▸ **Task data**:
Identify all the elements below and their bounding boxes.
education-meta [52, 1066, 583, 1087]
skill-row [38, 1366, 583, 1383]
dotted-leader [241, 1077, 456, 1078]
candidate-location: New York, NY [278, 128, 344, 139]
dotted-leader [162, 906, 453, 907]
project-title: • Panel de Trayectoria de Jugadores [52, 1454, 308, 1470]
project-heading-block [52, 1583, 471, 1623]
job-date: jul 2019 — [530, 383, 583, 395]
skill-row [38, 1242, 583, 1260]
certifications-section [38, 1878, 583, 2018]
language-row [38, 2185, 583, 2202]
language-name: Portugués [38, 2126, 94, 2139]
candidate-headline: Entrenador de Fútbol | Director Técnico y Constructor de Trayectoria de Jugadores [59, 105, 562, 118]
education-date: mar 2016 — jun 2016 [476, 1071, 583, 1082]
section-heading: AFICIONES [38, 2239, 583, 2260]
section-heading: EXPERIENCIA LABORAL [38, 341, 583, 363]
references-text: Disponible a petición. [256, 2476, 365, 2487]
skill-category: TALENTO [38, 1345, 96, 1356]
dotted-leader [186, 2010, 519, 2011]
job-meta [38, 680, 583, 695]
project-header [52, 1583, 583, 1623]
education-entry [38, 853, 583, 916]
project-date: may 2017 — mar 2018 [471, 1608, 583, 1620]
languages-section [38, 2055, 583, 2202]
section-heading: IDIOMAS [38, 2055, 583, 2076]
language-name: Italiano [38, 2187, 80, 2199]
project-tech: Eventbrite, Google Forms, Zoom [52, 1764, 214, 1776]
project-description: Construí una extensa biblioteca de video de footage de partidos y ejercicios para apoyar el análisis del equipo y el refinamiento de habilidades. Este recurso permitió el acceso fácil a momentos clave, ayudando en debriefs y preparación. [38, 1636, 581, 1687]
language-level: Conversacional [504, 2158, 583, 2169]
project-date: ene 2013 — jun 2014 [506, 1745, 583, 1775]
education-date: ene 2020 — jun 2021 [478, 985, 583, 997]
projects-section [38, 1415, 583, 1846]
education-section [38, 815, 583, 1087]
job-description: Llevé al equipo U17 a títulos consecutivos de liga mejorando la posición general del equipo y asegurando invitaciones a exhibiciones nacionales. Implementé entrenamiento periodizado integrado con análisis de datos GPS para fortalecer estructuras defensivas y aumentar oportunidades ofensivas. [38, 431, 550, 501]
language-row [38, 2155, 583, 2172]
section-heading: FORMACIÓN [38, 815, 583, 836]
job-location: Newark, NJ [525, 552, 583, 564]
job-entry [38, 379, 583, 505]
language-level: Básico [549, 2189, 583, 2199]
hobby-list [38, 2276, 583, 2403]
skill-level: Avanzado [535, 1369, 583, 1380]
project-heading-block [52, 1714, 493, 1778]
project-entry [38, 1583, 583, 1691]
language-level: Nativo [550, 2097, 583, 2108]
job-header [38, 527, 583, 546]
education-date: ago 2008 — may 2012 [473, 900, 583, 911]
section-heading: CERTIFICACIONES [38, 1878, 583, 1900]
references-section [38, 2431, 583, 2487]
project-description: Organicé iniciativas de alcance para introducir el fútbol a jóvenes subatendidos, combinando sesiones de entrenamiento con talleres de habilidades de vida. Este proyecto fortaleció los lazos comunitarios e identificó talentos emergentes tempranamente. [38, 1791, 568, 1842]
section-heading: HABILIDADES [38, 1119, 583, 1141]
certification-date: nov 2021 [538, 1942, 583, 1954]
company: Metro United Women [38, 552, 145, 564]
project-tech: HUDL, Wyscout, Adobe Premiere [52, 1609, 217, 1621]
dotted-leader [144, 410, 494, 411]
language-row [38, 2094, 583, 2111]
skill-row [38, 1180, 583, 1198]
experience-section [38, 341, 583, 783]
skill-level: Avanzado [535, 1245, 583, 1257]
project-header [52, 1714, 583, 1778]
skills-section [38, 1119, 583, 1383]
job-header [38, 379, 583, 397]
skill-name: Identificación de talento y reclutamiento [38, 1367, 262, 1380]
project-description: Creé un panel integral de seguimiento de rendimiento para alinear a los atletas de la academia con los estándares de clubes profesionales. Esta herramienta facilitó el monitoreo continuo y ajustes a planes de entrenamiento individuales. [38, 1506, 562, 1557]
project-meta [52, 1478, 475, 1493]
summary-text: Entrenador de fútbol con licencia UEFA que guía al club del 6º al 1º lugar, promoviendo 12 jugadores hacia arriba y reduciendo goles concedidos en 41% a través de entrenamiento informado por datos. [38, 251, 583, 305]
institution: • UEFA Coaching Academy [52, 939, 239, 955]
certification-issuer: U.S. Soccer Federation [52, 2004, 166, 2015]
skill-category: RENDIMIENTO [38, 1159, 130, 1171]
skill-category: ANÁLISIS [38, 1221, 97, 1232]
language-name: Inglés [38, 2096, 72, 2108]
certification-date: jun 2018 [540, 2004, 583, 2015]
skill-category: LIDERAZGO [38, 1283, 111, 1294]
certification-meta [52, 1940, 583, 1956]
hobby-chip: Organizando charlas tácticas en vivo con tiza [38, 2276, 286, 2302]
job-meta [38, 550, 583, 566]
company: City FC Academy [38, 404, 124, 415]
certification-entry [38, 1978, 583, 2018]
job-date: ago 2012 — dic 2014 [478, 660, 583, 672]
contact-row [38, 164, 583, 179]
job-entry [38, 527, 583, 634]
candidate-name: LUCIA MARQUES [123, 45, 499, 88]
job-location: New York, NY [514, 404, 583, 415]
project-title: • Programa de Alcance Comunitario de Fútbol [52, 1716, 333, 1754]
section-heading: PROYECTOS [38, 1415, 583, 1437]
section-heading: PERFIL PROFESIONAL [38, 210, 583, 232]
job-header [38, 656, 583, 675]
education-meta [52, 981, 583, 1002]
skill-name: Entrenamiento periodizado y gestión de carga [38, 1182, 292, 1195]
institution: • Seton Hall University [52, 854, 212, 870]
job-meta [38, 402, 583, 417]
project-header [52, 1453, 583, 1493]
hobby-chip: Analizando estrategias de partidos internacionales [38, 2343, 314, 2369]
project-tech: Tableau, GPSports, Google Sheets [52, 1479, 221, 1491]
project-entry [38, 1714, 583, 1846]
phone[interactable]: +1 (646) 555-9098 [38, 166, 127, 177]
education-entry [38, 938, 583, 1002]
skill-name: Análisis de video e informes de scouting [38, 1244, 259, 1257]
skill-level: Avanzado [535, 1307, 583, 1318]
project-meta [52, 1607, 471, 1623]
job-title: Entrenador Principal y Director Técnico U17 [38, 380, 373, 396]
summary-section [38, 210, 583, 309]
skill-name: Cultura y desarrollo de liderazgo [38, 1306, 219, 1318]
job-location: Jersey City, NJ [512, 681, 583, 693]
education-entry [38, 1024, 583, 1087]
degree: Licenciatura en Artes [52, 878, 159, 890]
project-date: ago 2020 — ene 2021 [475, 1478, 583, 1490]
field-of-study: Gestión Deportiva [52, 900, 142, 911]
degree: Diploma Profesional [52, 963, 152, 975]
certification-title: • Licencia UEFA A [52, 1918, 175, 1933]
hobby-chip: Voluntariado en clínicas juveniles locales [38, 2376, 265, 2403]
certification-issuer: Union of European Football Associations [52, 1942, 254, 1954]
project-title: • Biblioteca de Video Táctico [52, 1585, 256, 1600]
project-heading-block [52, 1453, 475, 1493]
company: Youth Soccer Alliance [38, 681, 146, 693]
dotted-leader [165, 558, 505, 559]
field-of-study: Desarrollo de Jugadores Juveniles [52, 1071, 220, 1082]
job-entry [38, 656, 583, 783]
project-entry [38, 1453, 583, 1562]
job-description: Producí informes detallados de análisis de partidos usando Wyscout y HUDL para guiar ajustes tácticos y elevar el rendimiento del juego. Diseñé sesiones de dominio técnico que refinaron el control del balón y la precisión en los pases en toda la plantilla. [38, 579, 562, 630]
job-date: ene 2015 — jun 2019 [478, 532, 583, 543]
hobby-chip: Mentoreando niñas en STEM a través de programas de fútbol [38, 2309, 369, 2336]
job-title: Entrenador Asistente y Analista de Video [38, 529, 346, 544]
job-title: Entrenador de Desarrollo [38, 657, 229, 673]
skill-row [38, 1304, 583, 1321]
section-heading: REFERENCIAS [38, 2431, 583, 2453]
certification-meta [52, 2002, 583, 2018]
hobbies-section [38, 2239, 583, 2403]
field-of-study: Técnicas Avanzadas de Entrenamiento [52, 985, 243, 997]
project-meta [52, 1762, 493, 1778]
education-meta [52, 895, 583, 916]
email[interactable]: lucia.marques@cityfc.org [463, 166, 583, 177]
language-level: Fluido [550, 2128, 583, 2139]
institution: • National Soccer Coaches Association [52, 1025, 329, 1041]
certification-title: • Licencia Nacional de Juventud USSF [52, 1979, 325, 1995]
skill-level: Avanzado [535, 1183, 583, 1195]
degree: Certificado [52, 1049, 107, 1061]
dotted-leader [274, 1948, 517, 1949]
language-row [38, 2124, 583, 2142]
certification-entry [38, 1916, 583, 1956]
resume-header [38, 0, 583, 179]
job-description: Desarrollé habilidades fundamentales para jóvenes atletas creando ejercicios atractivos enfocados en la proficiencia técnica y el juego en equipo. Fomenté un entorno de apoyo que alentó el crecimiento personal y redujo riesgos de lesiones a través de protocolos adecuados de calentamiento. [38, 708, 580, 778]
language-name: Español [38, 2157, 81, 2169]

▸ **Goal of the exercise**: Give the lines from the start of the rows through the line with "dotted-leader [162, 906, 453, 907]" as a JSON list of strings, one string per line, leaving out blank lines.

▸ **Written solution**:
[
  "Identify all the elements below and their bounding boxes.",
  "education-meta [52, 1066, 583, 1087]",
  "skill-row [38, 1366, 583, 1383]",
  "dotted-leader [241, 1077, 456, 1078]",
  "candidate-location: New York, NY [278, 128, 344, 139]",
  "dotted-leader [162, 906, 453, 907]"
]